• EXERCISE DETAILS
Reproduce the lines of the records below word for word, with nothing changed.

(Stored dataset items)
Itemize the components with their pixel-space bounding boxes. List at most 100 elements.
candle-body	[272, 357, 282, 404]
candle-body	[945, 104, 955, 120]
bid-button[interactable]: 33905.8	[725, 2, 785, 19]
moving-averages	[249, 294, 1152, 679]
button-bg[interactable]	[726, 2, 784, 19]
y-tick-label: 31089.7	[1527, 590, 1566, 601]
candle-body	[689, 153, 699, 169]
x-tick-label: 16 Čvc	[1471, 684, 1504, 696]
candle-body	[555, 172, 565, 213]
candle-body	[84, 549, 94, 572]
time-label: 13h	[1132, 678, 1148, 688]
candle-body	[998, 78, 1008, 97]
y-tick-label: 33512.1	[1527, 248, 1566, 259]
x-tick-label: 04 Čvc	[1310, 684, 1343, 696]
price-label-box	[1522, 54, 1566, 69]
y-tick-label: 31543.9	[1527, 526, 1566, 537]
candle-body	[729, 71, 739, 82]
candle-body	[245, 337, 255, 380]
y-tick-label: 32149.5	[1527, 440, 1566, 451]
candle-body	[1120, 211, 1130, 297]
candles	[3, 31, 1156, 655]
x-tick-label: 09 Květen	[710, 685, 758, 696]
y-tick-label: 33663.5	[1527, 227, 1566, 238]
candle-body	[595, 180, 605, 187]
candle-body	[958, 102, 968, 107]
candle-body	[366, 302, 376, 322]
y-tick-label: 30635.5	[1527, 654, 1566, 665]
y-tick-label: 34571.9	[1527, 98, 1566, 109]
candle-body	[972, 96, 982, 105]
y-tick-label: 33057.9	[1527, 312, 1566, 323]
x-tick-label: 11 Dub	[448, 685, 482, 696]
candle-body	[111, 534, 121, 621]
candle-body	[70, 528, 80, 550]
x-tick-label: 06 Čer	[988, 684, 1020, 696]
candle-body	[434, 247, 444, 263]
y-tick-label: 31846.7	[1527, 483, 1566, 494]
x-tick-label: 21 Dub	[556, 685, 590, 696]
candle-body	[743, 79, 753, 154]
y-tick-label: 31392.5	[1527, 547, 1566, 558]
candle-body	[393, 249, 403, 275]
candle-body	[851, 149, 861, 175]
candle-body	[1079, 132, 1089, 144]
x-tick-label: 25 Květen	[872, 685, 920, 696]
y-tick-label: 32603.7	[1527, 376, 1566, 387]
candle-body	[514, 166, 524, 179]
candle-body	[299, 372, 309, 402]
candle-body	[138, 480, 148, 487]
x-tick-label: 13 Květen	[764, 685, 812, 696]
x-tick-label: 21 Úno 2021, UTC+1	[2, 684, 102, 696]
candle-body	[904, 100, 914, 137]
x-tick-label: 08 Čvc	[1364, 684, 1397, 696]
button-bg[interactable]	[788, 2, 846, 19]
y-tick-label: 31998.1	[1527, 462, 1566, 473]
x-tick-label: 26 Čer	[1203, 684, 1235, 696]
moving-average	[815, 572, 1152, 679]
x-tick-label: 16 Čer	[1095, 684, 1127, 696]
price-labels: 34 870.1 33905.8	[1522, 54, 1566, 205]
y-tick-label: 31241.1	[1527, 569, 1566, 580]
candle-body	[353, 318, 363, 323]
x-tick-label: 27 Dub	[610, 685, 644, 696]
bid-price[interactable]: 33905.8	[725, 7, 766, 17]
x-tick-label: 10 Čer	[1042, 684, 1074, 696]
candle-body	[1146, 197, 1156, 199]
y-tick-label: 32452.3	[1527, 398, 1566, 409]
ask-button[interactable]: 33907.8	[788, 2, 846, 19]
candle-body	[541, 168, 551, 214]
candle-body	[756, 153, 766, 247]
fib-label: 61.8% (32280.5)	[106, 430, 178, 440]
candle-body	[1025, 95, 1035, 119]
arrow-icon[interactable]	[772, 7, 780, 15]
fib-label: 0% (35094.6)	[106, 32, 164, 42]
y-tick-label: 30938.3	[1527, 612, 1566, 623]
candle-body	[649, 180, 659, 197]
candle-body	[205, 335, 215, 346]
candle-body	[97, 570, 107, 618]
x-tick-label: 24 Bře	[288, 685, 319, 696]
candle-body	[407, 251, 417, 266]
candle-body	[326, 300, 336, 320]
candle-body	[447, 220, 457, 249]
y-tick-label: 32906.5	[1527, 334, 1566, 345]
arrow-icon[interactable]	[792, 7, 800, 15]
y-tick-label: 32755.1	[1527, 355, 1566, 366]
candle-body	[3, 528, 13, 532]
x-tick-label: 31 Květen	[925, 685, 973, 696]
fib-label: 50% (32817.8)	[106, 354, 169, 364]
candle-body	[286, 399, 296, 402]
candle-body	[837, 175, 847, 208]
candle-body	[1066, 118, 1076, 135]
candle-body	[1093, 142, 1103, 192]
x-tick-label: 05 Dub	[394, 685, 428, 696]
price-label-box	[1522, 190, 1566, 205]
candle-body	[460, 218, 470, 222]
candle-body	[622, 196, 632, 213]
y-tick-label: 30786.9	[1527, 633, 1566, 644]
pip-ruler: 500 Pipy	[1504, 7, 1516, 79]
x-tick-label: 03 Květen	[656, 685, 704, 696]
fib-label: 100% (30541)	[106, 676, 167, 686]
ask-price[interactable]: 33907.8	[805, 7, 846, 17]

• CORRECT OUTPUT
Itemize the components with their pixel-space bounding boxes. List at most 100 elements.
candle-body	[272, 357, 282, 404]
candle-body	[945, 104, 955, 120]
bid-button[interactable]: 33905.8	[725, 2, 785, 19]
moving-averages	[249, 294, 1152, 679]
button-bg[interactable]	[726, 2, 784, 19]
y-tick-label: 31089.7	[1527, 590, 1566, 601]
candle-body	[689, 153, 699, 169]
x-tick-label: 16 Čvc	[1471, 684, 1504, 696]
candle-body	[555, 172, 565, 213]
candle-body	[84, 549, 94, 572]
time-label: 13h	[1132, 678, 1148, 688]
candle-body	[998, 78, 1008, 97]
y-tick-label: 33512.1	[1527, 248, 1566, 259]
x-tick-label: 04 Čvc	[1310, 684, 1343, 696]
price-label-box	[1522, 54, 1566, 69]
y-tick-label: 31543.9	[1527, 526, 1566, 537]
candle-body	[729, 71, 739, 82]
candle-body	[245, 337, 255, 380]
y-tick-label: 32149.5	[1527, 440, 1566, 451]
candle-body	[1120, 211, 1130, 297]
candles	[3, 31, 1156, 655]
x-tick-label: 09 Květen	[710, 685, 758, 696]
y-tick-label: 33663.5	[1527, 227, 1566, 238]
candle-body	[595, 180, 605, 187]
candle-body	[958, 102, 968, 107]
candle-body	[366, 302, 376, 322]
y-tick-label: 30635.5	[1527, 654, 1566, 665]
y-tick-label: 34571.9	[1527, 98, 1566, 109]
candle-body	[972, 96, 982, 105]
y-tick-label: 33057.9	[1527, 312, 1566, 323]
x-tick-label: 11 Dub	[448, 685, 482, 696]
candle-body	[111, 534, 121, 621]
candle-body	[70, 528, 80, 550]
x-tick-label: 06 Čer	[988, 684, 1020, 696]
candle-body	[434, 247, 444, 263]
y-tick-label: 31846.7	[1527, 483, 1566, 494]
x-tick-label: 21 Dub	[556, 685, 590, 696]
candle-body	[743, 79, 753, 154]
y-tick-label: 31392.5	[1527, 547, 1566, 558]
candle-body	[393, 249, 403, 275]
candle-body	[851, 149, 861, 175]
candle-body	[1079, 132, 1089, 144]
x-tick-label: 25 Květen	[872, 685, 920, 696]
y-tick-label: 32603.7	[1527, 376, 1566, 387]
candle-body	[514, 166, 524, 179]
candle-body	[299, 372, 309, 402]
candle-body	[138, 480, 148, 487]
x-tick-label: 13 Květen	[764, 685, 812, 696]
x-tick-label: 21 Úno 2021, UTC+1	[2, 684, 102, 696]
candle-body	[904, 100, 914, 137]
x-tick-label: 08 Čvc	[1364, 684, 1397, 696]
button-bg[interactable]	[788, 2, 846, 19]
y-tick-label: 31998.1	[1527, 462, 1566, 473]
x-tick-label: 26 Čer	[1203, 684, 1235, 696]
moving-average	[815, 572, 1152, 679]
x-tick-label: 16 Čer	[1095, 684, 1127, 696]
price-labels: 34 870.1 33905.8	[1522, 54, 1566, 205]
y-tick-label: 31241.1	[1527, 569, 1566, 580]
candle-body	[353, 318, 363, 323]
x-tick-label: 27 Dub	[610, 685, 644, 696]
bid-price[interactable]: 33905.8	[725, 7, 766, 17]
x-tick-label: 10 Čer	[1042, 684, 1074, 696]
candle-body	[1146, 197, 1156, 199]
y-tick-label: 32452.3	[1527, 398, 1566, 409]
ask-button[interactable]: 33907.8	[788, 2, 846, 19]
candle-body	[541, 168, 551, 214]
candle-body	[756, 153, 766, 247]
fib-label: 61.8% (32280.5)	[106, 430, 178, 440]
candle-body	[1025, 95, 1035, 119]
arrow-icon[interactable]	[772, 7, 780, 15]
fib-label: 0% (35094.6)	[106, 32, 164, 42]
y-tick-label: 30938.3	[1527, 612, 1566, 623]
candle-body	[649, 180, 659, 197]
candle-body	[205, 335, 215, 346]
candle-body	[97, 570, 107, 618]
x-tick-label: 24 Bře	[288, 685, 319, 696]
candle-body	[407, 251, 417, 266]
candle-body	[326, 300, 336, 320]
candle-body	[447, 220, 457, 249]
y-tick-label: 32906.5	[1527, 334, 1566, 345]
arrow-icon[interactable]	[792, 7, 800, 15]
y-tick-label: 32755.1	[1527, 355, 1566, 366]
candle-body	[3, 528, 13, 532]
x-tick-label: 31 Květen	[925, 685, 973, 696]
fib-label: 50% (32817.8)	[106, 354, 169, 364]
candle-body	[286, 399, 296, 402]
candle-body	[837, 175, 847, 208]
candle-body	[1066, 118, 1076, 135]
candle-body	[1093, 142, 1103, 192]
x-tick-label: 05 Dub	[394, 685, 428, 696]
price-label-box	[1522, 190, 1566, 205]
candle-body	[460, 218, 470, 222]
candle-body	[622, 196, 632, 213]
y-tick-label: 30786.9	[1527, 633, 1566, 644]
pip-ruler: 500 Pipy	[1504, 7, 1516, 79]
x-tick-label: 03 Květen	[656, 685, 704, 696]
fib-label: 100% (30541)	[106, 676, 167, 686]
ask-price[interactable]: 33907.8	[805, 7, 846, 17]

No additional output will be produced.